== Источник ==

Торжественность минуты все становилась строже: у Савелия щелкнуло в горле, и он продолжал, как будто в бреду:

- Ту скорбь я к престолу…Владыки царей…положу и сам в том свидетелем стану…

- Будь мирен: прости им! Все прости! – ломая руки, воскликнул Захария.

Савелий нахмурился, вздохнул и прошептал: «благо мне есть,яко смирил мя еси» и вслед за тем неожиданно твердым голосом договорил:

- По суду любящих Имя Твое просвети невежд и просвети слепому и развращенному роду его жестокосердие.

Захария с улыбкой духовного блаженства взглянул на небо и осенил лицо Савелия крестом».

Туберозов все таки находит в себе силы разграничить зло с делающими его и заочно примириться с ними; но и перед другими праведниками Лескова то и дело встает эта же дилемма: жить ли, мирясь с бесчестием, зачастую творящимся в Божьем храме, коим, по существу, является не только Церковь, но и весь Божий мир с неведомыми до поры человеку промыслительными ходами, или восстать против него - и в этом восстании уже по чисто русской привычке идти до конца в своем неприятии искажений и неправд, словно сетью опутавших церковь и смущающих каждого, кто их не приемлет?

Но если это так, то может ли восставший полагаться на свою собственную правду, тем более, если она видится ему правдой не простой, а Божьей?

Да никак нельзя.

Что до меня, то самым опасным – опаснее даже столь ненавидимого Лесковым типа русского лицемера, мне представляется тип русского правдолюбца, значительно выродившегося, правда, по сравнению с лесковским, но, несомненно, дожившего и до наших дней, носящего в себе черты с одной стороны вроде бы привлекательные, но с другой – бестолковости и занудства, который всей душою жаждет правды, однако не понимает, как и где ее искать. Что чутко было подмечено Василием Шукшиным, выведшего длинную череду персонажей, заряженных пытливым, без нужного понятия, характером, зачастую представляющим опасность для самих себя и смущение для окружающих.

Дело ведь еще в том, что вопросы, которыми они сами себя озадачивают, наверно, вообще неподъемны ни для кого из людей.

Шукшин это осознавал, но вот осознавал ли Лесков?

Наверное, осознавал; вот почему, в частности, вопрос русского индивидуального праведничества у Лескова не существует обособленно – он зачастую сопрягается у него с вопросом вольного трактования моральных вопросов в социальной сфере. Поэтому, размышляя о попытках разрешения этих и подобных проблем Лесковым, ввиду их противоречивости самому читателю чрезвычайно трудно ему противостоять, не разделить его позицию и самому не впасть в искушение

Отсюда еще один парадокс, связанный с деятельностью (и не только литературной) Лескова: он, крайне отрицательно воспринимавший разнобежные и антицентристские силы, вносящие хаос в жизнь России (за что на долгие годы был даже подвергнут обструкции со стороны так называемых прогрессивных деятелей) своими поздними произведениями как раз и содействовал развитию сходных движений, хотя и с противоположной стороны.

===

**Письменные задания**:
- A) Какой писатель, согласно источнику, вывел длинную череду персонажей с пытливым характером без нужного понятия?
- B) Напишите, пожалуйста, продолжение рассуждения о Лескове из источника, начиная сразу после его последнего предложения.

== Список записей ==

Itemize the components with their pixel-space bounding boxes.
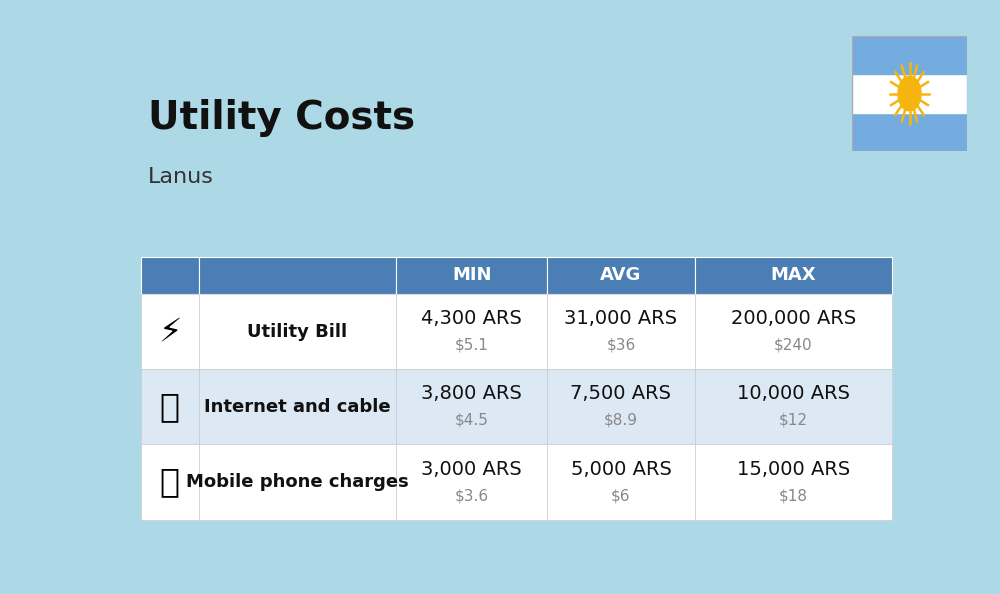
FancyBboxPatch shape xyxy=(199,294,396,369)
Text: 200,000 ARS: 200,000 ARS xyxy=(731,309,856,328)
FancyBboxPatch shape xyxy=(396,294,547,369)
Text: Mobile phone charges: Mobile phone charges xyxy=(186,473,409,491)
Text: 3,000 ARS: 3,000 ARS xyxy=(421,460,522,479)
Text: $240: $240 xyxy=(774,338,813,353)
Text: 15,000 ARS: 15,000 ARS xyxy=(737,460,850,479)
FancyBboxPatch shape xyxy=(140,444,199,520)
Text: 📱: 📱 xyxy=(160,466,180,498)
Text: $36: $36 xyxy=(606,338,636,353)
FancyBboxPatch shape xyxy=(140,257,199,294)
FancyBboxPatch shape xyxy=(199,257,396,294)
FancyBboxPatch shape xyxy=(396,444,547,520)
Text: 7,500 ARS: 7,500 ARS xyxy=(570,384,672,403)
FancyBboxPatch shape xyxy=(396,257,547,294)
FancyBboxPatch shape xyxy=(547,369,695,444)
Text: $12: $12 xyxy=(779,413,808,428)
Text: Lanus: Lanus xyxy=(148,168,214,187)
Text: 31,000 ARS: 31,000 ARS xyxy=(564,309,678,328)
Text: $3.6: $3.6 xyxy=(455,488,489,503)
Text: Internet and cable: Internet and cable xyxy=(204,398,391,416)
FancyBboxPatch shape xyxy=(396,369,547,444)
FancyBboxPatch shape xyxy=(547,444,695,520)
Text: $8.9: $8.9 xyxy=(604,413,638,428)
FancyBboxPatch shape xyxy=(695,294,892,369)
Text: $4.5: $4.5 xyxy=(455,413,489,428)
Bar xyxy=(852,113,967,151)
Text: ⚡: ⚡ xyxy=(158,315,181,348)
Text: 4,300 ARS: 4,300 ARS xyxy=(421,309,522,328)
Text: Utility Bill: Utility Bill xyxy=(247,323,348,340)
Text: $5.1: $5.1 xyxy=(455,338,489,353)
Bar xyxy=(852,36,967,74)
FancyBboxPatch shape xyxy=(547,257,695,294)
Text: 📶: 📶 xyxy=(160,390,180,424)
Text: 10,000 ARS: 10,000 ARS xyxy=(737,384,850,403)
Text: 5,000 ARS: 5,000 ARS xyxy=(571,460,671,479)
Text: $18: $18 xyxy=(779,488,808,503)
Text: $6: $6 xyxy=(611,488,631,503)
FancyBboxPatch shape xyxy=(695,257,892,294)
FancyBboxPatch shape xyxy=(695,444,892,520)
Text: Utility Costs: Utility Costs xyxy=(148,99,415,137)
FancyBboxPatch shape xyxy=(199,369,396,444)
FancyBboxPatch shape xyxy=(547,294,695,369)
FancyBboxPatch shape xyxy=(695,369,892,444)
Bar xyxy=(852,74,967,113)
FancyBboxPatch shape xyxy=(140,369,199,444)
FancyBboxPatch shape xyxy=(140,294,199,369)
FancyBboxPatch shape xyxy=(199,444,396,520)
Text: AVG: AVG xyxy=(600,266,642,285)
Text: MAX: MAX xyxy=(771,266,816,285)
Text: 3,800 ARS: 3,800 ARS xyxy=(421,384,522,403)
Text: MIN: MIN xyxy=(452,266,492,285)
Circle shape xyxy=(898,76,921,111)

===

**Ожидаемые результаты**:
- A) Василий Шукшин.

- B)
Ведь и главный смысл христианства виделся Лескову, как уже говорилось, прежде всего в исполнении социального делания во благо ближних. По этой причине, наверно, он не жаловал привычное русское благочестие, отнюдь не считающее этот вопрос главным

«Дом был, разумеется, благочестивый, - с иронией пишет он об одном купеческом семействе в одном из своих очерков, - где утром молились, целый день теснили и обирали людей, а потом вечером опять молились»

И – в продолжение предыдущего (и с тем же ехидством) – в эпизоде приложения к мощам:

«…с одной стороны одно стеснение, в виде жандарма с белой рукавицею или казака с плетью (их тоже пришло к открытию мощей множество), а с другой – еще опаснее, что задавит сам православный народушко, который волновался, как океан. Уже и были «разы», даже во множестве, и вчера, и сегодня. Шарахнутся где-нибудь добрые христиане от взмаха казачьей нагайки целою стеною в пять, в шесть сот человек, и как попрут да поналяжут стеной дружненько, так из середины только стон да пах пойдет, а потом, по освобождении, много видано женского уха в серьгах рваного и персты из-под колец верчены, а две-три души и совсем Богу представились».

Вполне естественно, что лесковский праведник, предпочитающий делание во благо ближних, но в одиночку, почти всегда выпадает из рамок привычного благочестия и оказывается где-то в стороне от основной массы верующего русского народа - так как, например, Несмертельный Голован, который, по мнению окружающих, «казался сумнительным в вере». И если довести эту мысль до крайности, то может оказаться, что, по Лескову, сознание русского человека шире русской православной веры ( вспомним в этой связи Достоевского с его: широк русский человек, надо бы его сузить), в особенности обстоятельств того времени, рамками которого его, промыслом Божьим, пытались ограничить.

У Лескова же чистота восприятия Бога неизбежно связывается еще и с отдалением, или, если мягче, с некоторым дистанцированием от оснований заложенной Им, однако со временем деградировавшей, по мнению писателя, Церкви. Посему он ищет Христа и в штунде, и в квакерстве, и в толстовстве, и даже в язычестве («На краю света»).

По Лескову, православная церковь – такая, какой она сложилась к его времени – это как раз неполнота даже во нравственном, не говоря уж о мистическом ее смысле; и Лесков, похоже, даже внутри себя постепенно перестает различать эти категории, с ним происходит то же, что и с фанатиками старообрядчества, которые, искренно радея о чистоте благочестия, незаметно подменили его своими представлениями о нем.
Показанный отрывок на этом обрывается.